## What is asked
Print the data exactly as it is given, please.

## Provided records
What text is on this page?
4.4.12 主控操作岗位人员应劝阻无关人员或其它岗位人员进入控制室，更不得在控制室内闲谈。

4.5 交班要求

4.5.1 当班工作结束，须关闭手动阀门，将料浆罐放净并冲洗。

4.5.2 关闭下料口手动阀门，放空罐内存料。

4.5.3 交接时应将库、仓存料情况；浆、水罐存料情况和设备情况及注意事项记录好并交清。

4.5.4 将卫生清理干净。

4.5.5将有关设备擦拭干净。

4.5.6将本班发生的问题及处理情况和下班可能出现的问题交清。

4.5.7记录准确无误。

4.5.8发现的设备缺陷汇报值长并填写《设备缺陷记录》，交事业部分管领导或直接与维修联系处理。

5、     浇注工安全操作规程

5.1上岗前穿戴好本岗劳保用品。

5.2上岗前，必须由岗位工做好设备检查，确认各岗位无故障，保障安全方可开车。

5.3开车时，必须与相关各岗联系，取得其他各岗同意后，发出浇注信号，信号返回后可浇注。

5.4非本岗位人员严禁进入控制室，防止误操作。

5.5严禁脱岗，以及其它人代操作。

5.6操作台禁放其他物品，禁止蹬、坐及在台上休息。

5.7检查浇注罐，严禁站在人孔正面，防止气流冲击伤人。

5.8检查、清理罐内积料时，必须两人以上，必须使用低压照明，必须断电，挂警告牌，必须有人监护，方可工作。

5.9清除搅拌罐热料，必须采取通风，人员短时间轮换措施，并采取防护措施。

## Task output
What text is on this page?
4.4.12 主控操作岗位人员应劝阻无关人员或其它岗位人员进入控制室，更不得在控制室内闲谈。

4.5 交班要求

4.5.1 当班工作结束，须关闭手动阀门，将料浆罐放净并冲洗。

4.5.2 关闭下料口手动阀门，放空罐内存料。

4.5.3 交接时应将库、仓存料情况；浆、水罐存料情况和设备情况及注意事项记录好并交清。

4.5.4 将卫生清理干净。

4.5.5将有关设备擦拭干净。

4.5.6将本班发生的问题及处理情况和下班可能出现的问题交清。

4.5.7记录准确无误。

4.5.8发现的设备缺陷汇报值长并填写《设备缺陷记录》，交事业部分管领导或直接与维修联系处理。

5、     浇注工安全操作规程

5.1上岗前穿戴好本岗劳保用品。

5.2上岗前，必须由岗位工做好设备检查，确认各岗位无故障，保障安全方可开车。

5.3开车时，必须与相关各岗联系，取得其他各岗同意后，发出浇注信号，信号返回后可浇注。

5.4非本岗位人员严禁进入控制室，防止误操作。

5.5严禁脱岗，以及其它人代操作。

5.6操作台禁放其他物品，禁止蹬、坐及在台上休息。

5.7检查浇注罐，严禁站在人孔正面，防止气流冲击伤人。

5.8检查、清理罐内积料时，必须两人以上，必须使用低压照明，必须断电，挂警告牌，必须有人监护，方可工作。

5.9清除搅拌罐热料，必须采取通风，人员短时间轮换措施，并采取防护措施。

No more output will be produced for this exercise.